◆ Input rows
_ _ _ _ _

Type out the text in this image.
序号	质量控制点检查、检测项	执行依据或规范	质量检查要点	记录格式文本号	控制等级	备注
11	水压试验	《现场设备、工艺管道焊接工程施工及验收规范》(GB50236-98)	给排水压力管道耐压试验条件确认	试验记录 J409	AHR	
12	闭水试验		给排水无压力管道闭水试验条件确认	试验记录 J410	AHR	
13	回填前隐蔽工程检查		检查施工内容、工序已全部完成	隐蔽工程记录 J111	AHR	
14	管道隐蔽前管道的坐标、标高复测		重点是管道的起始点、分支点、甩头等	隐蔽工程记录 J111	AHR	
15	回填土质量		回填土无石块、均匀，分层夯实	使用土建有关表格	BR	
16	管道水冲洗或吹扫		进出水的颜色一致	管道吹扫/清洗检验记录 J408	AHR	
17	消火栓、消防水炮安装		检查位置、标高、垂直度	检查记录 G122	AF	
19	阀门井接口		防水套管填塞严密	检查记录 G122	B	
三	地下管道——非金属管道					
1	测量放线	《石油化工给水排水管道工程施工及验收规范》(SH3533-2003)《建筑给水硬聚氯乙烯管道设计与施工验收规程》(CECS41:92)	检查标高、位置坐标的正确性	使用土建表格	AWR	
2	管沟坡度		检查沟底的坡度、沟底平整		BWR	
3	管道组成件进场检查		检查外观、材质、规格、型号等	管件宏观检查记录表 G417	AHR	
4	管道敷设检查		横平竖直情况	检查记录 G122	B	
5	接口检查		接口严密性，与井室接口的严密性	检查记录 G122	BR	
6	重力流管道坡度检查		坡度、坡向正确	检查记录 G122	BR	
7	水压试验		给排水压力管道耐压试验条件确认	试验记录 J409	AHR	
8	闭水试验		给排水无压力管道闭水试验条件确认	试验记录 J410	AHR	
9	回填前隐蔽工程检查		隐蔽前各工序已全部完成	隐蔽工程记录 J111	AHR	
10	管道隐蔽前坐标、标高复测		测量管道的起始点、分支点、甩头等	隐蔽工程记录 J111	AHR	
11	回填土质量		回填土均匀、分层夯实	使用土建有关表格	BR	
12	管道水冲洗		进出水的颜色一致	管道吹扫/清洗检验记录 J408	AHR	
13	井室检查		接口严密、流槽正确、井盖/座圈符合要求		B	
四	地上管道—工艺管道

_ _ _ _ _

◆ Problem requirements
Take the entries above and transcribe them exactly.

◆ Finished answer
Type out the text in this image.
序号	质量控制点检查、检测项	执行依据或规范	质量检查要点	记录格式文本号	控制等级	备注
11	水压试验	《现场设备、工艺管道焊接工程施工及验收规范》(GB50236-98)	给排水压力管道耐压试验条件确认	试验记录 J409	AHR	
12	闭水试验		给排水无压力管道闭水试验条件确认	试验记录 J410	AHR	
13	回填前隐蔽工程检查		检查施工内容、工序已全部完成	隐蔽工程记录 J111	AHR	
14	管道隐蔽前管道的坐标、标高复测		重点是管道的起始点、分支点、甩头等	隐蔽工程记录 J111	AHR	
15	回填土质量		回填土无石块、均匀，分层夯实	使用土建有关表格	BR	
16	管道水冲洗或吹扫		进出水的颜色一致	管道吹扫/清洗检验记录 J408	AHR	
17	消火栓、消防水炮安装		检查位置、标高、垂直度	检查记录 G122	AF	
19	阀门井接口		防水套管填塞严密	检查记录 G122	B	
三	地下管道——非金属管道					
1	测量放线	《石油化工给水排水管道工程施工及验收规范》(SH3533-2003)《建筑给水硬聚氯乙烯管道设计与施工验收规程》(CECS41:92)	检查标高、位置坐标的正确性	使用土建表格	AWR	
2	管沟坡度		检查沟底的坡度、沟底平整		BWR	
3	管道组成件进场检查		检查外观、材质、规格、型号等	管件宏观检查记录表 G417	AHR	
4	管道敷设检查		横平竖直情况	检查记录 G122	B	
5	接口检查		接口严密性，与井室接口的严密性	检查记录 G122	BR	
6	重力流管道坡度检查		坡度、坡向正确	检查记录 G122	BR	
7	水压试验		给排水压力管道耐压试验条件确认	试验记录 J409	AHR	
8	闭水试验		给排水无压力管道闭水试验条件确认	试验记录 J410	AHR	
9	回填前隐蔽工程检查		隐蔽前各工序已全部完成	隐蔽工程记录 J111	AHR	
10	管道隐蔽前坐标、标高复测		测量管道的起始点、分支点、甩头等	隐蔽工程记录 J111	AHR	
11	回填土质量		回填土均匀、分层夯实	使用土建有关表格	BR	
12	管道水冲洗		进出水的颜色一致	管道吹扫/清洗检验记录 J408	AHR	
13	井室检查		接口严密、流槽正确、井盖/座圈符合要求		B	
四	地上管道—工艺管道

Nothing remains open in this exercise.